*Task description:* Set the listing down unchanged, minus every embedded image.

*The data:*
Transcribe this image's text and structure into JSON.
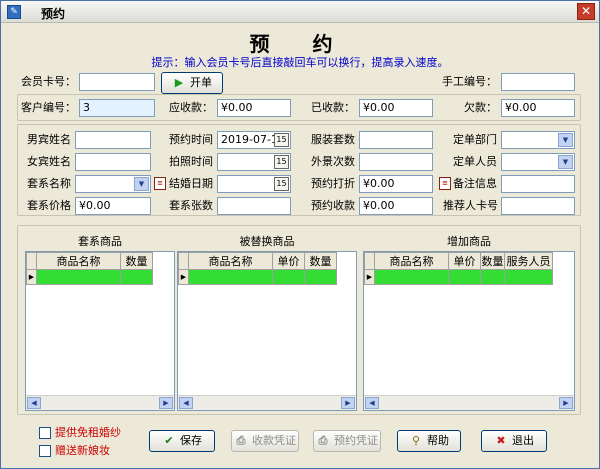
{
  "window": {
    "title": "预约"
  },
  "header": {
    "title": "预 约",
    "hint": "提示：输入会员卡号后直接敲回车可以换行，提高录入速度。"
  },
  "top_row": {
    "member_card_label": "会员卡号：",
    "member_card_value": "",
    "open_order_label": "开单",
    "manual_no_label": "手工编号：",
    "manual_no_value": ""
  },
  "summary": {
    "customer_no_label": "客户编号：",
    "customer_no_value": "3",
    "receivable_label": "应收款：",
    "receivable_value": "¥0.00",
    "received_label": "已收款：",
    "received_value": "¥0.00",
    "owed_label": "欠款：",
    "owed_value": "¥0.00"
  },
  "form": {
    "groom_name_label": "男宾姓名",
    "groom_name_value": "",
    "appointment_time_label": "预约时间",
    "appointment_time_value": "2019-07-11",
    "costume_count_label": "服装套数",
    "costume_count_value": "",
    "order_dept_label": "定单部门",
    "order_dept_value": "",
    "bride_name_label": "女宾姓名",
    "bride_name_value": "",
    "photo_time_label": "拍照时间",
    "photo_time_value": "",
    "outdoor_count_label": "外景次数",
    "outdoor_count_value": "",
    "order_person_label": "定单人员",
    "order_person_value": "",
    "package_name_label": "套系名称",
    "package_name_value": "",
    "wedding_date_label": "结婚日期",
    "wedding_date_value": "",
    "booking_discount_label": "预约打折",
    "booking_discount_value": "¥0.00",
    "remarks_label": "备注信息",
    "remarks_value": "",
    "package_price_label": "套系价格",
    "package_price_value": "¥0.00",
    "package_sheets_label": "套系张数",
    "package_sheets_value": "",
    "booking_payment_label": "预约收款",
    "booking_payment_value": "¥0.00",
    "referrer_card_label": "推荐人卡号",
    "referrer_card_value": ""
  },
  "grids": {
    "package_items": {
      "title": "套系商品",
      "columns": [
        "商品名称",
        "数量"
      ]
    },
    "replaced_items": {
      "title": "被替换商品",
      "columns": [
        "商品名称",
        "单价",
        "数量"
      ]
    },
    "added_items": {
      "title": "增加商品",
      "columns": [
        "商品名称",
        "单价",
        "数量",
        "服务人员"
      ]
    }
  },
  "footer": {
    "free_dress_label": "提供免租婚纱",
    "gift_bridal_makeup_label": "赠送新娘妆",
    "save_label": "保存",
    "payment_voucher_label": "收款凭证",
    "booking_voucher_label": "预约凭证",
    "help_label": "帮助",
    "exit_label": "退出"
  },
  "colors": {
    "row_highlight": "#33dd33",
    "hint_text": "#0000cc",
    "checkbox_label": "#cc0000"
  }
}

*Output below:*
Transcribe this image's text and structure into JSON.
{
  "window": {
    "title": "预约"
  },
  "header": {
    "title": "预 约",
    "hint": "提示：输入会员卡号后直接敲回车可以换行，提高录入速度。"
  },
  "top_row": {
    "member_card_label": "会员卡号：",
    "member_card_value": "",
    "open_order_label": "开单",
    "manual_no_label": "手工编号：",
    "manual_no_value": ""
  },
  "summary": {
    "customer_no_label": "客户编号：",
    "customer_no_value": "3",
    "receivable_label": "应收款：",
    "receivable_value": "¥0.00",
    "received_label": "已收款：",
    "received_value": "¥0.00",
    "owed_label": "欠款：",
    "owed_value": "¥0.00"
  },
  "form": {
    "groom_name_label": "男宾姓名",
    "groom_name_value": "",
    "appointment_time_label": "预约时间",
    "appointment_time_value": "2019-07-11",
    "costume_count_label": "服装套数",
    "costume_count_value": "",
    "order_dept_label": "定单部门",
    "order_dept_value": "",
    "bride_name_label": "女宾姓名",
    "bride_name_value": "",
    "photo_time_label": "拍照时间",
    "photo_time_value": "",
    "outdoor_count_label": "外景次数",
    "outdoor_count_value": "",
    "order_person_label": "定单人员",
    "order_person_value": "",
    "package_name_label": "套系名称",
    "package_name_value": "",
    "wedding_date_label": "结婚日期",
    "wedding_date_value": "",
    "booking_discount_label": "预约打折",
    "booking_discount_value": "¥0.00",
    "remarks_label": "备注信息",
    "remarks_value": "",
    "package_price_label": "套系价格",
    "package_price_value": "¥0.00",
    "package_sheets_label": "套系张数",
    "package_sheets_value": "",
    "booking_payment_label": "预约收款",
    "booking_payment_value": "¥0.00",
    "referrer_card_label": "推荐人卡号",
    "referrer_card_value": ""
  },
  "grids": {
    "package_items": {
      "title": "套系商品",
      "columns": [
        "商品名称",
        "数量"
      ]
    },
    "replaced_items": {
      "title": "被替换商品",
      "columns": [
        "商品名称",
        "单价",
        "数量"
      ]
    },
    "added_items": {
      "title": "增加商品",
      "columns": [
        "商品名称",
        "单价",
        "数量",
        "服务人员"
      ]
    }
  },
  "footer": {
    "free_dress_label": "提供免租婚纱",
    "gift_bridal_makeup_label": "赠送新娘妆",
    "save_label": "保存",
    "payment_voucher_label": "收款凭证",
    "booking_voucher_label": "预约凭证",
    "help_label": "帮助",
    "exit_label": "退出"
  },
  "colors": {
    "row_highlight": "#33dd33",
    "hint_text": "#0000cc",
    "checkbox_label": "#cc0000"
  }
}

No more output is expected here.